DIRECTION: Read the lines that follow and tally those with the word "respuesta"; give the number and nothing else.
start INPUT FOR THIS TASK
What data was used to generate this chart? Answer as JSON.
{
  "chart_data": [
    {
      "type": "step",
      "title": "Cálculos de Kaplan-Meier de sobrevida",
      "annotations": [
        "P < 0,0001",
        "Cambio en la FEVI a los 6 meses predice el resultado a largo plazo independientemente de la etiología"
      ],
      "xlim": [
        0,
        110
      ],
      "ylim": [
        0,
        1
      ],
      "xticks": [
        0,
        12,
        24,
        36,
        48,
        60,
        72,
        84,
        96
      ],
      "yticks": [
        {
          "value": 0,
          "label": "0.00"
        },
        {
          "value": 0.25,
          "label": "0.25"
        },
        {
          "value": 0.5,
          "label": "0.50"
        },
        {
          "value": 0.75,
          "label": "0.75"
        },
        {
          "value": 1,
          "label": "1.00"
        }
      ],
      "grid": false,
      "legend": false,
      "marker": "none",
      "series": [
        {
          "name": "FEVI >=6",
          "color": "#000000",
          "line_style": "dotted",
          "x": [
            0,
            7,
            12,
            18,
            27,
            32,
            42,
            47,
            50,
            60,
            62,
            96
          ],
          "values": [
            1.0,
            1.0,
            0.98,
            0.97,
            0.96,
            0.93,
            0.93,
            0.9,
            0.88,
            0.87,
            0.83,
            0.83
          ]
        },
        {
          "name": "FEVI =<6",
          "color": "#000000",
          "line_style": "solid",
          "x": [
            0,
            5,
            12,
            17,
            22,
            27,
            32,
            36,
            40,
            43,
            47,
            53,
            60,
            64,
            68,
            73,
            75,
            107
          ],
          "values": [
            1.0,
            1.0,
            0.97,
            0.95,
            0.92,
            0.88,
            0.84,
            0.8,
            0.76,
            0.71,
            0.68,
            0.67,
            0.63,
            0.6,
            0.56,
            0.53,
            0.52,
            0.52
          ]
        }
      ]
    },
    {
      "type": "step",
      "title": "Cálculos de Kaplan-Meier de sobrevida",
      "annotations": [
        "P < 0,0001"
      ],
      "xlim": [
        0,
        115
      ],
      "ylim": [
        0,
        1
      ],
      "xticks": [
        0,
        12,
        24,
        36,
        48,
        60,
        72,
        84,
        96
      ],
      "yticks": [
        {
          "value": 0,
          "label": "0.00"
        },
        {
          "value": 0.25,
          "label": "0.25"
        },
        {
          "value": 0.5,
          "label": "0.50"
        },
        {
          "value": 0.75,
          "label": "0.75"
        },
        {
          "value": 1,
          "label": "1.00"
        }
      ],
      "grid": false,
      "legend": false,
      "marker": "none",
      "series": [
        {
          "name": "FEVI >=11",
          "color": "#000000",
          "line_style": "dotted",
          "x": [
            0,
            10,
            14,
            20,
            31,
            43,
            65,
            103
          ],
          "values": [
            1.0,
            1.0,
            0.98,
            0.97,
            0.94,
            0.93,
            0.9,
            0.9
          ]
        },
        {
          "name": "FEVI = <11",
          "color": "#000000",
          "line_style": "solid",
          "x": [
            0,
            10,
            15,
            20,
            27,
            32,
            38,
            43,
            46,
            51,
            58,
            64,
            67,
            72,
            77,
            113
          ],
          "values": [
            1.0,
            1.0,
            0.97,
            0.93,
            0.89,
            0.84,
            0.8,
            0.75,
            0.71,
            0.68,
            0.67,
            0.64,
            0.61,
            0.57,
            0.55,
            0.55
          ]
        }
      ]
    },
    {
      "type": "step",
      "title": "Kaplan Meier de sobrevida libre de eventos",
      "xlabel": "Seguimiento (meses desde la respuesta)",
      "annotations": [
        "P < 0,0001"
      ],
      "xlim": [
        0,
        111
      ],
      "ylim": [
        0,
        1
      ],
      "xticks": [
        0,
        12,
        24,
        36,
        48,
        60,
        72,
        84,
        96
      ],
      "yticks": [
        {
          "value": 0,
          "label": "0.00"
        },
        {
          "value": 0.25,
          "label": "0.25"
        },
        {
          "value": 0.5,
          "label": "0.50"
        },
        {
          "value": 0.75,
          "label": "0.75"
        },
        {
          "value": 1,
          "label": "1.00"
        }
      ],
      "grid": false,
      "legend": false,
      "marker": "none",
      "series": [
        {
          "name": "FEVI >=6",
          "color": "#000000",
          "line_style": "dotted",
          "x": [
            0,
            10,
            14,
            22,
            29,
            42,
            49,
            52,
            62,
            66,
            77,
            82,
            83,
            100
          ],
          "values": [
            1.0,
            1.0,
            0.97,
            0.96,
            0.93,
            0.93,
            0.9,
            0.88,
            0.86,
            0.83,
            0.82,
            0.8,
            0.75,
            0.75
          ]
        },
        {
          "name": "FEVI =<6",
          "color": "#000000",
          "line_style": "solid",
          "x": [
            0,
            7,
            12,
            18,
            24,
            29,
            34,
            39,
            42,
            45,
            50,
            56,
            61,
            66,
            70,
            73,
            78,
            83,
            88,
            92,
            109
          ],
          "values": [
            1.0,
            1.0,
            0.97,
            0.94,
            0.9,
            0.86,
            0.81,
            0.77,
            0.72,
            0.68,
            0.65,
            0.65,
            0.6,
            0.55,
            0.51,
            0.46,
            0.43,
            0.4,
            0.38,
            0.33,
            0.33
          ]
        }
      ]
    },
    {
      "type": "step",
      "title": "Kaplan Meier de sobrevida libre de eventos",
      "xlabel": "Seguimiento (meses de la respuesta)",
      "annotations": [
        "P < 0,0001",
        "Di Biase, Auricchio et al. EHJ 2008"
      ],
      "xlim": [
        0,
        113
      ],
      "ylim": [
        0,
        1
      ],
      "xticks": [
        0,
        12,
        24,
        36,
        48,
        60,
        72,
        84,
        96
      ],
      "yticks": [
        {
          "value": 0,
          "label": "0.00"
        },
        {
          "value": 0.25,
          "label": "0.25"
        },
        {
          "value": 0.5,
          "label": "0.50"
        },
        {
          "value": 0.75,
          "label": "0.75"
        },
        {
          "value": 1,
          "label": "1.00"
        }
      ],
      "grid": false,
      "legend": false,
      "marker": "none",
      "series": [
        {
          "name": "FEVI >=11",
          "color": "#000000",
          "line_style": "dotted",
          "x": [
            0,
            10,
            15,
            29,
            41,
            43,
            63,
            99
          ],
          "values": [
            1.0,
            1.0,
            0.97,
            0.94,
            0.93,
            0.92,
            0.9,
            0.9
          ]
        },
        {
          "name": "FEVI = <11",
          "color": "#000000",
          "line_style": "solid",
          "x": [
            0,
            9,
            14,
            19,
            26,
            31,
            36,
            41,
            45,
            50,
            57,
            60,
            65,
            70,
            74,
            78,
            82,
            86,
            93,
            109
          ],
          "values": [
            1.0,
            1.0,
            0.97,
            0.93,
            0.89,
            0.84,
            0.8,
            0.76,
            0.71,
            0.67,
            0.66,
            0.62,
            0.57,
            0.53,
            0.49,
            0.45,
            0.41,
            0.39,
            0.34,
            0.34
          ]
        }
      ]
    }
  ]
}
end INPUT FOR THIS TASK
WRITTEN ANSWER: 2